▶ **Data shown**:
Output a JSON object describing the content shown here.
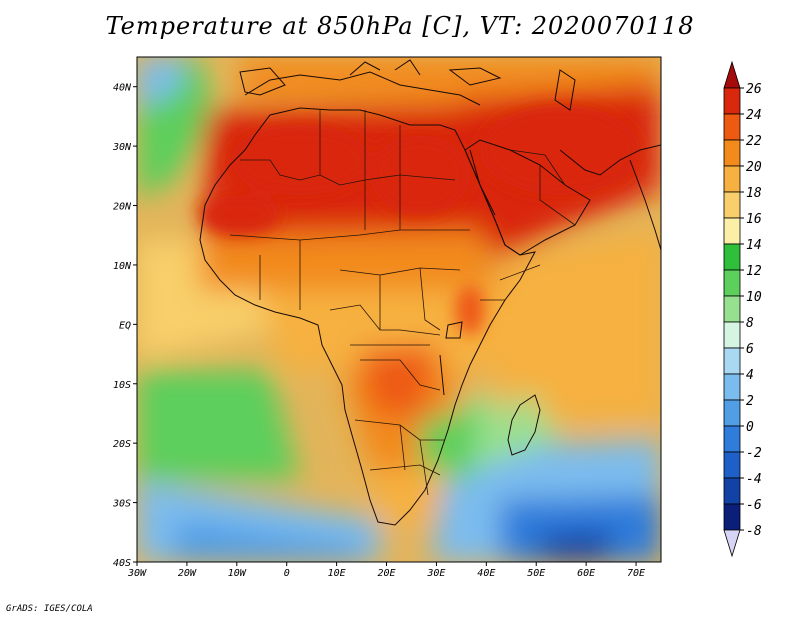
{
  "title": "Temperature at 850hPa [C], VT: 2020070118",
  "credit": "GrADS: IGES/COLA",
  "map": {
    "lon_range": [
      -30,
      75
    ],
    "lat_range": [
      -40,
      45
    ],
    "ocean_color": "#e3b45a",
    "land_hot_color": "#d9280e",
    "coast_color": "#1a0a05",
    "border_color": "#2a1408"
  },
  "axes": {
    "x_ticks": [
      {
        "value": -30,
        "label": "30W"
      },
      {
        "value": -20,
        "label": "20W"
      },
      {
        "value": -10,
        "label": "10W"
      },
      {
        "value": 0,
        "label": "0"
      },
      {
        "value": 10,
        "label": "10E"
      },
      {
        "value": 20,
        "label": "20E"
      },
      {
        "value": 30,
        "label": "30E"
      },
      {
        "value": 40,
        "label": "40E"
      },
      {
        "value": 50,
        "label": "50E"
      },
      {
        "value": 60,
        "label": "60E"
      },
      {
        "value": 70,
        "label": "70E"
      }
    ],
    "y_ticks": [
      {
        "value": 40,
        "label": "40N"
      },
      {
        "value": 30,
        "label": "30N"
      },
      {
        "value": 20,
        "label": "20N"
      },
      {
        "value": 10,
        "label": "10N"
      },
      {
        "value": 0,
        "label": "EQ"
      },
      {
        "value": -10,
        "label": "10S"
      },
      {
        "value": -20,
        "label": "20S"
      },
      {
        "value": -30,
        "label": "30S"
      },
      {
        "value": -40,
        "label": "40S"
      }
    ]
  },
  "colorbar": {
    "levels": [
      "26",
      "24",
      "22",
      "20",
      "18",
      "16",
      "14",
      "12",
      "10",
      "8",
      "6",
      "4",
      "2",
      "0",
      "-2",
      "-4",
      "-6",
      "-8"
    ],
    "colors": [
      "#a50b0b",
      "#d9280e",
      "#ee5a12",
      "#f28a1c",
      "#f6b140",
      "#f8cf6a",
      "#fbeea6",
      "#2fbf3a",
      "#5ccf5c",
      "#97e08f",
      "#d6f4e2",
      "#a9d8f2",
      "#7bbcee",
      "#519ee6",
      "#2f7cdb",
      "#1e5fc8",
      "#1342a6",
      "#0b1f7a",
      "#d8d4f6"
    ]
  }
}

▶ **Written instruction**: Without the pictures, reproduce every line of the records above exactly.

▶ **Response for this exercise**:
Output a JSON object describing the content shown here.
{
  "title": "Temperature at 850hPa [C], VT: 2020070118",
  "credit": "GrADS: IGES/COLA",
  "map": {
    "lon_range": [
      -30,
      75
    ],
    "lat_range": [
      -40,
      45
    ],
    "ocean_color": "#e3b45a",
    "land_hot_color": "#d9280e",
    "coast_color": "#1a0a05",
    "border_color": "#2a1408"
  },
  "axes": {
    "x_ticks": [
      {
        "value": -30,
        "label": "30W"
      },
      {
        "value": -20,
        "label": "20W"
      },
      {
        "value": -10,
        "label": "10W"
      },
      {
        "value": 0,
        "label": "0"
      },
      {
        "value": 10,
        "label": "10E"
      },
      {
        "value": 20,
        "label": "20E"
      },
      {
        "value": 30,
        "label": "30E"
      },
      {
        "value": 40,
        "label": "40E"
      },
      {
        "value": 50,
        "label": "50E"
      },
      {
        "value": 60,
        "label": "60E"
      },
      {
        "value": 70,
        "label": "70E"
      }
    ],
    "y_ticks": [
      {
        "value": 40,
        "label": "40N"
      },
      {
        "value": 30,
        "label": "30N"
      },
      {
        "value": 20,
        "label": "20N"
      },
      {
        "value": 10,
        "label": "10N"
      },
      {
        "value": 0,
        "label": "EQ"
      },
      {
        "value": -10,
        "label": "10S"
      },
      {
        "value": -20,
        "label": "20S"
      },
      {
        "value": -30,
        "label": "30S"
      },
      {
        "value": -40,
        "label": "40S"
      }
    ]
  },
  "colorbar": {
    "levels": [
      "26",
      "24",
      "22",
      "20",
      "18",
      "16",
      "14",
      "12",
      "10",
      "8",
      "6",
      "4",
      "2",
      "0",
      "-2",
      "-4",
      "-6",
      "-8"
    ],
    "colors": [
      "#a50b0b",
      "#d9280e",
      "#ee5a12",
      "#f28a1c",
      "#f6b140",
      "#f8cf6a",
      "#fbeea6",
      "#2fbf3a",
      "#5ccf5c",
      "#97e08f",
      "#d6f4e2",
      "#a9d8f2",
      "#7bbcee",
      "#519ee6",
      "#2f7cdb",
      "#1e5fc8",
      "#1342a6",
      "#0b1f7a",
      "#d8d4f6"
    ]
  }
}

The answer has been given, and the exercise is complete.